■ Exercice ■
Restituez toutes les lignes des entrées ci-dessous sous forme de liste JSON de chaînes, avec une chaîne par ligne et sans les lignes vides. N'incluez pas les images dans la réponse.

■ Données extraites ■

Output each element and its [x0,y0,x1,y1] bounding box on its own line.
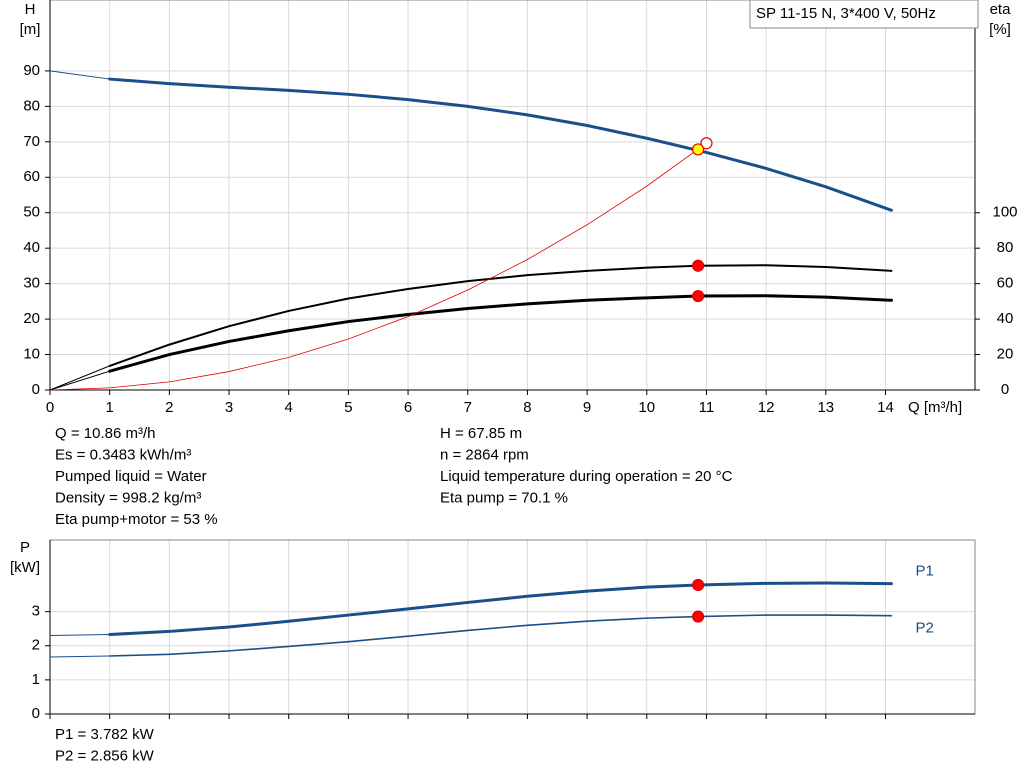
operating-point [700,137,713,150]
series-line [49,365,111,391]
info-text: n = 2864 rpm [440,446,529,463]
y-tick-label: 1 [32,671,40,688]
info-text: H = 67.85 m [440,425,522,442]
operating-point [691,289,705,303]
series-line [49,370,111,391]
x-tick-label: 3 [225,399,233,416]
info-text: P2 = 2.856 kW [55,747,155,764]
series-label: P1 [915,563,933,580]
x-tick-label: 10 [638,399,655,416]
y-tick-label: 90 [23,62,40,79]
x-tick-label: 8 [523,399,531,416]
y-axis-label: P [20,539,30,556]
y-tick-label: 70 [23,133,40,150]
info-text: Es = 0.3483 kWh/m³ [55,446,191,463]
info-text: Density = 998.2 kg/m³ [55,489,201,506]
x-tick-label: 13 [817,399,834,416]
info-text: P1 = 3.782 kW [55,726,155,743]
info-text: Eta pump+motor = 53 % [55,511,218,528]
y2-tick-label: 20 [997,346,1014,363]
y-tick-label: 10 [23,346,40,363]
y2-tick-label: 100 [992,204,1017,221]
series-line [49,70,111,80]
series-line [49,655,111,658]
series-line [108,614,893,657]
title-box [749,0,979,29]
y-tick-label: 50 [23,204,40,221]
x-tick-label: 5 [344,399,352,416]
operating-point [691,143,705,156]
x-tick-label: 7 [464,399,472,416]
series-line [108,77,893,212]
chart-title: SP 11-15 N, 3*400 V, 50Hz [756,5,936,22]
y-tick-label: 0 [32,381,40,398]
info-text: Q = 10.86 m³/h [55,425,155,442]
y-tick-label: 0 [32,705,40,722]
x-tick-label: 1 [106,399,114,416]
info-text: Liquid temperature during operation = 20… [440,468,733,485]
series-line [49,142,707,391]
series-line [108,294,893,373]
x-tick-label: 0 [46,399,54,416]
x-tick-label: 9 [583,399,591,416]
x-tick-label: 14 [877,399,894,416]
y-tick-label: 2 [32,637,40,654]
y-tick-label: 60 [23,168,40,185]
y2-tick-label: 60 [997,275,1014,292]
series-line [108,581,893,637]
y-tick-label: 40 [23,239,40,256]
x-tick-label: 11 [699,399,715,416]
operating-point [691,259,705,272]
y2-tick-label: 40 [997,310,1014,327]
x-axis-label: Q [m³/h] [908,399,962,416]
y-axis-label: H [25,1,36,18]
x-tick-label: 12 [758,399,775,416]
series-line [108,264,893,367]
info-text: Pumped liquid = Water [55,468,207,485]
y-axis-label: [kW] [10,559,40,576]
x-tick-label: 2 [165,399,173,416]
x-tick-label: 4 [285,399,293,416]
y-tick-label: 80 [23,97,40,114]
operating-point [691,610,705,623]
y2-tick-label: 80 [997,239,1014,256]
y-tick-label: 20 [23,310,40,327]
y-axis-label: [m] [20,21,41,38]
series-label: P2 [915,620,933,637]
x-tick-label: 6 [404,399,412,416]
y2-axis-label: [%] [989,21,1011,38]
y2-tick-label: 0 [1001,381,1009,398]
series-line [49,634,111,637]
info-text: Eta pump = 70.1 % [440,489,568,506]
y2-axis-label: eta [990,1,1012,18]
y-tick-label: 3 [32,603,40,620]
operating-point [691,578,705,592]
y-tick-label: 30 [23,275,40,292]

■ Résultat obtenu ■
[
  "Output each element and its [x0,y0,x1,y1] bounding box on its own line.",
  "operating-point [700,137,713,150]",
  "series-line [49,365,111,391]",
  "info-text: n = 2864 rpm [440,446,529,463]",
  "y-tick-label: 1 [32,671,40,688]",
  "info-text: H = 67.85 m [440,425,522,442]",
  "operating-point [691,289,705,303]",
  "series-line [49,370,111,391]",
  "x-tick-label: 3 [225,399,233,416]",
  "info-text: P2 = 2.856 kW [55,747,155,764]",
  "series-label: P1 [915,563,933,580]",
  "x-tick-label: 10 [638,399,655,416]",
  "y-tick-label: 90 [23,62,40,79]",
  "x-tick-label: 8 [523,399,531,416]",
  "y-axis-label: P [20,539,30,556]",
  "y-tick-label: 70 [23,133,40,150]",
  "info-text: Es = 0.3483 kWh/m³ [55,446,191,463]",
  "info-text: Density = 998.2 kg/m³ [55,489,201,506]",
  "x-tick-label: 13 [817,399,834,416]",
  "info-text: P1 = 3.782 kW [55,726,155,743]",
  "info-text: Eta pump+motor = 53 % [55,511,218,528]",
  "y2-tick-label: 20 [997,346,1014,363]",
  "y-tick-label: 10 [23,346,40,363]",
  "y2-tick-label: 100 [992,204,1017,221]",
  "series-line [49,70,111,80]",
  "series-line [49,655,111,658]",
  "series-line [108,614,893,657]",
  "title-box [749,0,979,29]",
  "y-tick-label: 50 [23,204,40,221]",
  "x-tick-label: 5 [344,399,352,416]",
  "operating-point [691,143,705,156]",
  "x-tick-label: 7 [464,399,472,416]",
  "series-line [108,77,893,212]",
  "chart-title: SP 11-15 N, 3*400 V, 50Hz [756,5,936,22]",
  "y-tick-label: 0 [32,381,40,398]",
  "info-text: Q = 10.86 m³/h [55,425,155,442]",
  "y-tick-label: 0 [32,705,40,722]",
  "x-tick-label: 1 [106,399,114,416]",
  "info-text: Liquid temperature during operation = 20… [440,468,733,485]",
  "series-line [49,142,707,391]",
  "series-line [108,294,893,373]",
  "x-tick-label: 0 [46,399,54,416]",
  "x-tick-label: 9 [583,399,591,416]",
  "x-tick-label: 14 [877,399,894,416]",
  "y-tick-label: 2 [32,637,40,654]",
  "y-tick-label: 60 [23,168,40,185]",
  "y2-tick-label: 60 [997,275,1014,292]",
  "series-line [108,581,893,637]",
  "y-tick-label: 40 [23,239,40,256]",
  "x-tick-label: 11 [699,399,715,416]",
  "operating-point [691,259,705,272]",
  "y2-tick-label: 40 [997,310,1014,327]",
  "x-axis-label: Q [m³/h] [908,399,962,416]",
  "y-axis-label: H [25,1,36,18]",
  "x-tick-label: 12 [758,399,775,416]",
  "series-line [108,264,893,367]",
  "info-text: Pumped liquid = Water [55,468,207,485]",
  "y-axis-label: [kW] [10,559,40,576]",
  "x-tick-label: 2 [165,399,173,416]",
  "x-tick-label: 4 [285,399,293,416]",
  "y-tick-label: 80 [23,97,40,114]",
  "operating-point [691,610,705,623]",
  "y2-tick-label: 80 [997,239,1014,256]",
  "y-tick-label: 20 [23,310,40,327]",
  "y-axis-label: [m] [20,21,41,38]",
  "series-label: P2 [915,620,933,637]",
  "x-tick-label: 6 [404,399,412,416]",
  "y2-axis-label: [%] [989,21,1011,38]",
  "y2-tick-label: 0 [1001,381,1009,398]",
  "series-line [49,634,111,637]",
  "info-text: Eta pump = 70.1 % [440,489,568,506]",
  "y2-axis-label: eta [990,1,1012,18]",
  "y-tick-label: 3 [32,603,40,620]",
  "operating-point [691,578,705,592]",
  "y-tick-label: 30 [23,275,40,292]"
]